RECORDED DATA:
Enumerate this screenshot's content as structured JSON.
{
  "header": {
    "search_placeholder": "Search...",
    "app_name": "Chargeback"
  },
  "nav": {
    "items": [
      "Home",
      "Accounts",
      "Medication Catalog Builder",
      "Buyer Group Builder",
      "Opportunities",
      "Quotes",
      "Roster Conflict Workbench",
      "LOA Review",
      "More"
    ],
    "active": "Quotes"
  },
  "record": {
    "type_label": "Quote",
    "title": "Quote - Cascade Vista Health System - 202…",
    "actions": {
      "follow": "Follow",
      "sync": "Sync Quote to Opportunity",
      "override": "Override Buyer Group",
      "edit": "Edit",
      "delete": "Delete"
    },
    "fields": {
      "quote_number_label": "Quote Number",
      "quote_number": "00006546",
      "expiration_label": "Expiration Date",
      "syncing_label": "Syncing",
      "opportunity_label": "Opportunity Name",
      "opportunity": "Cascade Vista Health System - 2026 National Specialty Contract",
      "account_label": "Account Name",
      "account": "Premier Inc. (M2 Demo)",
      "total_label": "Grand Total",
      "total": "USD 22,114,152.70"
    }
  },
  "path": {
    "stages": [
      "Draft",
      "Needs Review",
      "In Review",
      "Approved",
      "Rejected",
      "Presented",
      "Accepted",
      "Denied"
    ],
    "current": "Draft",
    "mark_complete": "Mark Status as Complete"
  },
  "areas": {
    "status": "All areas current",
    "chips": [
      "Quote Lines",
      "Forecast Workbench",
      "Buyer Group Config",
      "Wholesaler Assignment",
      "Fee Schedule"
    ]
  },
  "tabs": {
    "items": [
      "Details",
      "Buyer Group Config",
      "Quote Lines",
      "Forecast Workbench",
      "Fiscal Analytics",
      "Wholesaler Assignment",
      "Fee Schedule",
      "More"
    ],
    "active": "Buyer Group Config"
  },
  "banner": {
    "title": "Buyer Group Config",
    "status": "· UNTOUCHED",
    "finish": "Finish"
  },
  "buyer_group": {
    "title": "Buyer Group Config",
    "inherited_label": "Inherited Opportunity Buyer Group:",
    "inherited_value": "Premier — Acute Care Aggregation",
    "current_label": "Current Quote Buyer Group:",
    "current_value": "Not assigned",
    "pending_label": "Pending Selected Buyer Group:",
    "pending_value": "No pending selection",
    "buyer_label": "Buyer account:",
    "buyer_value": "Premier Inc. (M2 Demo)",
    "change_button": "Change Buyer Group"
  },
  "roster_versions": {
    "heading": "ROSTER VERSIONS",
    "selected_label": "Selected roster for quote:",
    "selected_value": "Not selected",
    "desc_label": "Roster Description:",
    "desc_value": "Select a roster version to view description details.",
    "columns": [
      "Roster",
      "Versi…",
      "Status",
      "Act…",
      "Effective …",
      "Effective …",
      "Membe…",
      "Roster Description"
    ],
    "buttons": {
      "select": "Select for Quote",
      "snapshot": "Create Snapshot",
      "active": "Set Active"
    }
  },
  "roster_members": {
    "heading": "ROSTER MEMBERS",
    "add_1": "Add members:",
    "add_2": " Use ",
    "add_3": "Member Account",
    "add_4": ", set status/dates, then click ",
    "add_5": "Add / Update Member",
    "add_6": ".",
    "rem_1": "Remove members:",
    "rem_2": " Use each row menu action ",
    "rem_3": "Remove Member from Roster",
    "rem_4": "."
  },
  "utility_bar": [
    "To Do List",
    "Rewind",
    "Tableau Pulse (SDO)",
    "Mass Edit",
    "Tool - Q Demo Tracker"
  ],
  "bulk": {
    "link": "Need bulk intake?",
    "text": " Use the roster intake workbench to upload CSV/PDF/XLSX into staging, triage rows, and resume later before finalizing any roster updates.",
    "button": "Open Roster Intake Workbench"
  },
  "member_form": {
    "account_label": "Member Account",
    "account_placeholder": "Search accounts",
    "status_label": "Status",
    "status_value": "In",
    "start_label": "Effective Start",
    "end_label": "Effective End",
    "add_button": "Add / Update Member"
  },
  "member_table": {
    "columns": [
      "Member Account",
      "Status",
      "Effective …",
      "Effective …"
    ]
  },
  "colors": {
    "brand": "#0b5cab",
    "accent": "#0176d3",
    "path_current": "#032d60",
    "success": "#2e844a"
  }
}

TO DO: Exactly reproduce every record.

TASK RESPONSE:
Enumerate this screenshot's content as structured JSON.
{
  "header": {
    "search_placeholder": "Search...",
    "app_name": "Chargeback"
  },
  "nav": {
    "items": [
      "Home",
      "Accounts",
      "Medication Catalog Builder",
      "Buyer Group Builder",
      "Opportunities",
      "Quotes",
      "Roster Conflict Workbench",
      "LOA Review",
      "More"
    ],
    "active": "Quotes"
  },
  "record": {
    "type_label": "Quote",
    "title": "Quote - Cascade Vista Health System - 202…",
    "actions": {
      "follow": "Follow",
      "sync": "Sync Quote to Opportunity",
      "override": "Override Buyer Group",
      "edit": "Edit",
      "delete": "Delete"
    },
    "fields": {
      "quote_number_label": "Quote Number",
      "quote_number": "00006546",
      "expiration_label": "Expiration Date",
      "syncing_label": "Syncing",
      "opportunity_label": "Opportunity Name",
      "opportunity": "Cascade Vista Health System - 2026 National Specialty Contract",
      "account_label": "Account Name",
      "account": "Premier Inc. (M2 Demo)",
      "total_label": "Grand Total",
      "total": "USD 22,114,152.70"
    }
  },
  "path": {
    "stages": [
      "Draft",
      "Needs Review",
      "In Review",
      "Approved",
      "Rejected",
      "Presented",
      "Accepted",
      "Denied"
    ],
    "current": "Draft",
    "mark_complete": "Mark Status as Complete"
  },
  "areas": {
    "status": "All areas current",
    "chips": [
      "Quote Lines",
      "Forecast Workbench",
      "Buyer Group Config",
      "Wholesaler Assignment",
      "Fee Schedule"
    ]
  },
  "tabs": {
    "items": [
      "Details",
      "Buyer Group Config",
      "Quote Lines",
      "Forecast Workbench",
      "Fiscal Analytics",
      "Wholesaler Assignment",
      "Fee Schedule",
      "More"
    ],
    "active": "Buyer Group Config"
  },
  "banner": {
    "title": "Buyer Group Config",
    "status": "· UNTOUCHED",
    "finish": "Finish"
  },
  "buyer_group": {
    "title": "Buyer Group Config",
    "inherited_label": "Inherited Opportunity Buyer Group:",
    "inherited_value": "Premier — Acute Care Aggregation",
    "current_label": "Current Quote Buyer Group:",
    "current_value": "Not assigned",
    "pending_label": "Pending Selected Buyer Group:",
    "pending_value": "No pending selection",
    "buyer_label": "Buyer account:",
    "buyer_value": "Premier Inc. (M2 Demo)",
    "change_button": "Change Buyer Group"
  },
  "roster_versions": {
    "heading": "ROSTER VERSIONS",
    "selected_label": "Selected roster for quote:",
    "selected_value": "Not selected",
    "desc_label": "Roster Description:",
    "desc_value": "Select a roster version to view description details.",
    "columns": [
      "Roster",
      "Versi…",
      "Status",
      "Act…",
      "Effective …",
      "Effective …",
      "Membe…",
      "Roster Description"
    ],
    "buttons": {
      "select": "Select for Quote",
      "snapshot": "Create Snapshot",
      "active": "Set Active"
    }
  },
  "roster_members": {
    "heading": "ROSTER MEMBERS",
    "add_1": "Add members:",
    "add_2": " Use ",
    "add_3": "Member Account",
    "add_4": ", set status/dates, then click ",
    "add_5": "Add / Update Member",
    "add_6": ".",
    "rem_1": "Remove members:",
    "rem_2": " Use each row menu action ",
    "rem_3": "Remove Member from Roster",
    "rem_4": "."
  },
  "utility_bar": [
    "To Do List",
    "Rewind",
    "Tableau Pulse (SDO)",
    "Mass Edit",
    "Tool - Q Demo Tracker"
  ],
  "bulk": {
    "link": "Need bulk intake?",
    "text": " Use the roster intake workbench to upload CSV/PDF/XLSX into staging, triage rows, and resume later before finalizing any roster updates.",
    "button": "Open Roster Intake Workbench"
  },
  "member_form": {
    "account_label": "Member Account",
    "account_placeholder": "Search accounts",
    "status_label": "Status",
    "status_value": "In",
    "start_label": "Effective Start",
    "end_label": "Effective End",
    "add_button": "Add / Update Member"
  },
  "member_table": {
    "columns": [
      "Member Account",
      "Status",
      "Effective …",
      "Effective …"
    ]
  },
  "colors": {
    "brand": "#0b5cab",
    "accent": "#0176d3",
    "path_current": "#032d60",
    "success": "#2e844a"
  }
}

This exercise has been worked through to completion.